Given instruction: Extract each line of the data and write it out again exactly.

Material supplied:
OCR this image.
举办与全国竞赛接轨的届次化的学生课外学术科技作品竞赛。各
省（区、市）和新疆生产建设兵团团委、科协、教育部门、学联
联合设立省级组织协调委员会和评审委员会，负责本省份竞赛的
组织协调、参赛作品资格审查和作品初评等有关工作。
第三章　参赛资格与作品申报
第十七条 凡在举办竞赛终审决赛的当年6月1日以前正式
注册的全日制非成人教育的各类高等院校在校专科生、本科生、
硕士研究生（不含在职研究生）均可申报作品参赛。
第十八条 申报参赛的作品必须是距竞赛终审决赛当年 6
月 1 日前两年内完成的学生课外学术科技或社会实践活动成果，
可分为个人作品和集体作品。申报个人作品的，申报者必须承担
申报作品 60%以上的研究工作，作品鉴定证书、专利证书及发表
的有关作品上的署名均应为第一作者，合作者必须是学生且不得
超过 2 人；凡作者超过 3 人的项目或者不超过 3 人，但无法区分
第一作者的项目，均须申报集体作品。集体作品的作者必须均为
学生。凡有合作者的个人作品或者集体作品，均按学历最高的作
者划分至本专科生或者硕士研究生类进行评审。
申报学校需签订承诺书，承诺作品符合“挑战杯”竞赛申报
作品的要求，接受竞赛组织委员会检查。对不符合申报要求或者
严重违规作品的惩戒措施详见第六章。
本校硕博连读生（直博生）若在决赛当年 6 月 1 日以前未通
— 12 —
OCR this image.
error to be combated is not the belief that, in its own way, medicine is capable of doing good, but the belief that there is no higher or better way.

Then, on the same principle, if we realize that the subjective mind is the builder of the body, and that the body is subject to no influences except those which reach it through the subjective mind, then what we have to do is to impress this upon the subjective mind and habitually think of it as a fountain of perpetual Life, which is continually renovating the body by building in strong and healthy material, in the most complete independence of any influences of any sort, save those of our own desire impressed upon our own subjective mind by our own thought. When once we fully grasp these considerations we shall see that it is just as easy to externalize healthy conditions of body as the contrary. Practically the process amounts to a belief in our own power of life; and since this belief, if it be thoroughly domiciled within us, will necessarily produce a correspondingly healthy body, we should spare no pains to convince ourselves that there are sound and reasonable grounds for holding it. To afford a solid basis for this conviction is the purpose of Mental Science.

Response to the task:
OCR this image.
举办与全国竞赛接轨的届次化的学生课外学术科技作品竞赛。各
省（区、市）和新疆生产建设兵团团委、科协、教育部门、学联
联合设立省级组织协调委员会和评审委员会，负责本省份竞赛的
组织协调、参赛作品资格审查和作品初评等有关工作。
第三章　参赛资格与作品申报
第十七条 凡在举办竞赛终审决赛的当年6月1日以前正式
注册的全日制非成人教育的各类高等院校在校专科生、本科生、
硕士研究生（不含在职研究生）均可申报作品参赛。
第十八条 申报参赛的作品必须是距竞赛终审决赛当年 6
月 1 日前两年内完成的学生课外学术科技或社会实践活动成果，
可分为个人作品和集体作品。申报个人作品的，申报者必须承担
申报作品 60%以上的研究工作，作品鉴定证书、专利证书及发表
的有关作品上的署名均应为第一作者，合作者必须是学生且不得
超过 2 人；凡作者超过 3 人的项目或者不超过 3 人，但无法区分
第一作者的项目，均须申报集体作品。集体作品的作者必须均为
学生。凡有合作者的个人作品或者集体作品，均按学历最高的作
者划分至本专科生或者硕士研究生类进行评审。
申报学校需签订承诺书，承诺作品符合“挑战杯”竞赛申报
作品的要求，接受竞赛组织委员会检查。对不符合申报要求或者
严重违规作品的惩戒措施详见第六章。
本校硕博连读生（直博生）若在决赛当年 6 月 1 日以前未通
— 12 —
OCR this image.
error to be combated is not the belief that, in its own way, medicine is capable of doing good, but the belief that there is no higher or better way.

Then, on the same principle, if we realize that the subjective mind is the builder of the body, and that the body is subject to no influences except those which reach it through the subjective mind, then what we have to do is to impress this upon the subjective mind and habitually think of it as a fountain of perpetual Life, which is continually renovating the body by building in strong and healthy material, in the most complete independence of any influences of any sort, save those of our own desire impressed upon our own subjective mind by our own thought. When once we fully grasp these considerations we shall see that it is just as easy to externalize healthy conditions of body as the contrary. Practically the process amounts to a belief in our own power of life; and since this belief, if it be thoroughly domiciled within us, will necessarily produce a correspondingly healthy body, we should spare no pains to convince ourselves that there are sound and reasonable grounds for holding it. To afford a solid basis for this conviction is the purpose of Mental Science.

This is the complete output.